В 1868 году было разрешено заключать браки вне зависимости от религиозной и национальной принадлежности. Разрешили и разводы.
Развивалась система образования, открывались начальные школы с обучением на национальных языках, но с обязательным изучением немецкого или венгерского. Интересное положение сложилось и в имперской армии: из национальных полков славянских было больше всего (35 из 102), австрийских и венгерских имелось по 12, румынских — 2, в остальных полках состав был смешанный.
Если в полку представители одной национальности составляли более 20 процентов личного состава, то их язык признавался языком полка и его знание становилось обязательным для всех остальных. При этом командным языком оставался немецкий. А вот среди офицеров преобладали австрийцы и венгры, затем шли хорваты, чехи и поляки. Сербов, словаков, русинов почти не было.

> Задание
Сколько славянских полков было среди 102 национальных полков имперской армии, если верить отрывку? Ответьте, пожалуйста, одним числом. Материал здесь никакой роли не играет.

Записи из набора данных:
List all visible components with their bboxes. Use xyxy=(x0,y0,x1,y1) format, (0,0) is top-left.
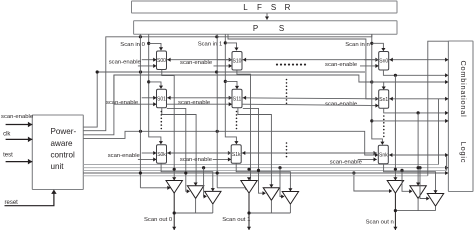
ellipsis vertical mid upper xyxy=(286,79,288,81)
wire T2 T3 outputs merge groupn xyxy=(417,198,419,210)
svg-text:scan-enable: scan-enable xyxy=(325,62,358,68)
wires scan-enable into Sn0 xyxy=(364,59,379,61)
ellipsis horizontal row1 xyxy=(276,64,278,66)
buffer T2 group0 xyxy=(187,186,203,199)
wire right riser top xyxy=(428,41,449,176)
buffer T2 groupn xyxy=(410,186,426,199)
wires scan-enable into Snk xyxy=(362,152,377,154)
junction scan out groupn xyxy=(394,209,397,212)
wire col1 feed S10 xyxy=(225,43,236,50)
junction row3 feed col0 xyxy=(139,130,142,133)
wire enable T2 groupn xyxy=(400,169,403,172)
ellipsis vertical coln xyxy=(383,115,385,117)
wire col0 feed S01 xyxy=(149,82,161,88)
wire enable T2 group1 xyxy=(243,108,265,193)
wire coln feed Sn1 xyxy=(372,82,384,89)
svg-text:Scan out n: Scan out n xyxy=(366,220,394,226)
svg-text:scan-enable: scan-enable xyxy=(180,60,213,66)
wire row2 lower scan-enable distribution xyxy=(113,75,115,104)
svg-text:scan-enable: scan-enable xyxy=(1,114,34,120)
scan cell Snk xyxy=(378,145,388,164)
svg-text:test: test xyxy=(3,153,13,159)
wire col0 scan-in vertical xyxy=(149,34,161,143)
wire Sn1 drop to buffer xyxy=(417,113,419,186)
scan cell Sn0 xyxy=(379,52,389,71)
wire test input xyxy=(6,161,33,163)
junction col0 scanin row1 xyxy=(147,42,150,45)
wire col1 scan-in vertical xyxy=(225,34,236,143)
svg-text:clk: clk xyxy=(3,131,11,137)
wire coln scan-in vertical xyxy=(372,34,383,144)
buffer T3 group0 xyxy=(205,191,221,204)
bus line 5 xyxy=(83,175,428,177)
svg-text:Combinational: Combinational xyxy=(459,60,468,117)
wire S01 output xyxy=(162,108,196,186)
bus line 1 xyxy=(83,164,438,166)
wires scan-enable into S1k xyxy=(217,152,232,154)
ellipsis vertical mid lower xyxy=(286,142,288,144)
ellipsis vertical col0 xyxy=(161,111,163,113)
junction Sn1 output drop xyxy=(417,111,420,114)
scan cell S01 xyxy=(157,89,167,108)
wire S0k output xyxy=(161,163,213,191)
wire col0 T1 enable xyxy=(140,187,170,189)
junction T1 input bus groupn xyxy=(394,168,397,171)
svg-text:P: P xyxy=(253,24,258,33)
junction row3 feed col1 xyxy=(216,130,219,133)
svg-text:Scan in 0: Scan in 0 xyxy=(120,42,145,48)
PS (phase shifter) box xyxy=(134,21,397,34)
wire col1 T1 enable xyxy=(217,187,248,189)
junction col0 scanin row2 xyxy=(147,80,150,83)
wire col1 clock vertical xyxy=(216,34,218,188)
arrowheads buffer inputs groupn xyxy=(393,177,397,180)
svg-text:Snk: Snk xyxy=(379,152,388,158)
svg-text:Sn0: Sn0 xyxy=(379,59,388,65)
wire enable T3 groupn xyxy=(418,166,421,169)
svg-text:S10: S10 xyxy=(233,59,242,65)
svg-text:Scan out 1: Scan out 1 xyxy=(222,217,250,223)
svg-text:S11: S11 xyxy=(233,96,242,102)
wire enable T3 group0 xyxy=(202,166,205,169)
wire coln feed Sn0 xyxy=(372,43,384,50)
bus line 4 xyxy=(83,172,446,174)
wire reset input xyxy=(5,191,54,206)
scan cell S00 xyxy=(157,51,167,70)
svg-text:R: R xyxy=(285,3,291,12)
svg-text:Scan out 0: Scan out 0 xyxy=(144,217,173,223)
wire coln tap to comb xyxy=(372,120,449,122)
junction scan out group0 xyxy=(173,211,176,214)
junction L1 col1 xyxy=(215,35,218,38)
scan cell S11 xyxy=(232,89,242,108)
svg-text:F: F xyxy=(257,3,262,12)
wire clk input xyxy=(6,138,33,140)
scan cell S0k xyxy=(157,145,167,164)
svg-text:scan-enable: scan-enable xyxy=(178,100,211,106)
svg-text:Power-: Power- xyxy=(51,127,77,136)
buffer T3 group1 xyxy=(282,192,298,205)
wire PS drop line2 xyxy=(228,34,378,99)
junction row2 upper riser xyxy=(96,70,99,73)
LFSR box xyxy=(132,1,398,13)
svg-text:scan-enable: scan-enable xyxy=(106,100,139,106)
wire Sn1 output xyxy=(384,108,446,113)
wire scan-enable row1 net xyxy=(167,59,233,61)
arrowheads buffer inputs group1 xyxy=(247,177,251,180)
wires scan-enable into S10 xyxy=(217,59,232,61)
junction col1 scanin row2 xyxy=(224,80,227,83)
junction T1 enable group1 bus xyxy=(216,171,219,174)
buffer T2 group1 xyxy=(263,188,279,201)
svg-text:scan-enable: scan-enable xyxy=(109,59,142,65)
svg-text:scan-enable: scan-enable xyxy=(108,153,141,159)
wire enable T3 group1 xyxy=(278,166,281,169)
arrowheads buffer inputs group0 xyxy=(172,177,176,180)
wire enable T2 group0 xyxy=(167,108,189,191)
wire col1 feed S11 xyxy=(225,81,237,88)
wire S11 output xyxy=(238,108,272,187)
buffer T1 groupn xyxy=(387,181,403,194)
svg-text:Scan in n: Scan in n xyxy=(345,42,370,48)
svg-text:S00: S00 xyxy=(157,58,166,64)
wire control out2 L1 net xyxy=(83,34,372,131)
scan cell Sn1 xyxy=(379,90,389,109)
svg-text:scan-enable: scan-enable xyxy=(330,159,363,165)
wire Snk output xyxy=(384,164,436,193)
buffer T3 groupn xyxy=(427,194,443,207)
junction col1 scanin row1 xyxy=(224,41,227,44)
wire LFSR to PS arrow xyxy=(266,13,268,20)
wire scan-enable input xyxy=(6,124,33,126)
junction row2 upper col1 xyxy=(215,70,218,73)
wire T2 T3 outputs merge group0 xyxy=(195,198,197,213)
svg-text:S1k: S1k xyxy=(232,152,241,158)
svg-text:control: control xyxy=(51,151,75,160)
buffer T1 group1 xyxy=(241,181,257,194)
svg-text:Sn1: Sn1 xyxy=(379,97,388,103)
svg-text:unit: unit xyxy=(51,162,65,171)
wire S1k output xyxy=(236,163,290,191)
junction T1 input bus group1 xyxy=(247,168,250,171)
wire scan out group1 xyxy=(248,193,250,230)
bus line 3 xyxy=(83,169,446,171)
wires scan-enable into S01 xyxy=(142,97,157,99)
wire scan out group0 xyxy=(173,193,175,230)
junction row2 upper col0 xyxy=(139,70,142,73)
wire scan-enable row2 net xyxy=(167,97,233,99)
wire scan-enable row3 net xyxy=(167,152,232,154)
bus line 2 xyxy=(83,167,446,169)
ellipsis vertical col1 xyxy=(236,111,238,113)
wire row2 upper net xyxy=(97,71,365,73)
wire S00 output xyxy=(162,70,174,181)
junction T1 enable group0 bus xyxy=(139,171,142,174)
svg-text:aware: aware xyxy=(51,139,74,148)
wire S10 output xyxy=(237,70,251,180)
svg-text:reset: reset xyxy=(5,200,19,206)
svg-text:S01: S01 xyxy=(157,96,166,102)
wires scan-enable into S11 xyxy=(217,97,232,99)
wires scan-enable into S00 xyxy=(142,59,157,61)
junction T1 input bus group0 xyxy=(173,168,176,171)
wire Sn0 drop to buffer xyxy=(394,75,396,180)
wire Sn0 output xyxy=(383,70,445,75)
buffer T1 group0 xyxy=(166,181,182,194)
wire control out3 H2 net xyxy=(83,75,446,135)
svg-text:L: L xyxy=(243,3,248,12)
wire control out4 row3 feed xyxy=(83,131,377,155)
scan cell S10 xyxy=(232,52,242,71)
wire right riser mid xyxy=(438,99,440,165)
svg-text:S0k: S0k xyxy=(157,152,166,158)
junction coln tap row2 xyxy=(370,119,373,122)
junction coln scanin row1 xyxy=(370,42,373,45)
svg-text:Logic: Logic xyxy=(459,142,468,163)
wire T1 enable coln from bus xyxy=(352,171,355,174)
combinational logic box xyxy=(448,41,473,192)
svg-text:S: S xyxy=(279,24,284,33)
svg-text:Scan in 1: Scan in 1 xyxy=(198,41,223,47)
junction scan out group1 xyxy=(247,211,250,214)
junction L1 col0 xyxy=(139,35,142,38)
svg-text:S: S xyxy=(271,3,276,12)
wire right riser low xyxy=(446,155,448,170)
wire control out1 riser xyxy=(83,72,97,127)
junction H2 coln xyxy=(370,80,373,83)
wire scan out groupn xyxy=(394,193,396,230)
wire T2 T3 outputs merge group1 xyxy=(270,200,272,213)
junction Sn0 output drop xyxy=(394,74,397,77)
scan cell S1k xyxy=(231,145,241,164)
wire col0 clock vertical xyxy=(139,34,141,188)
power-aware control unit box xyxy=(32,115,83,190)
wires scan-enable into S0k xyxy=(142,152,157,154)
wire col0 feed S00 xyxy=(149,43,161,49)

> Решение
35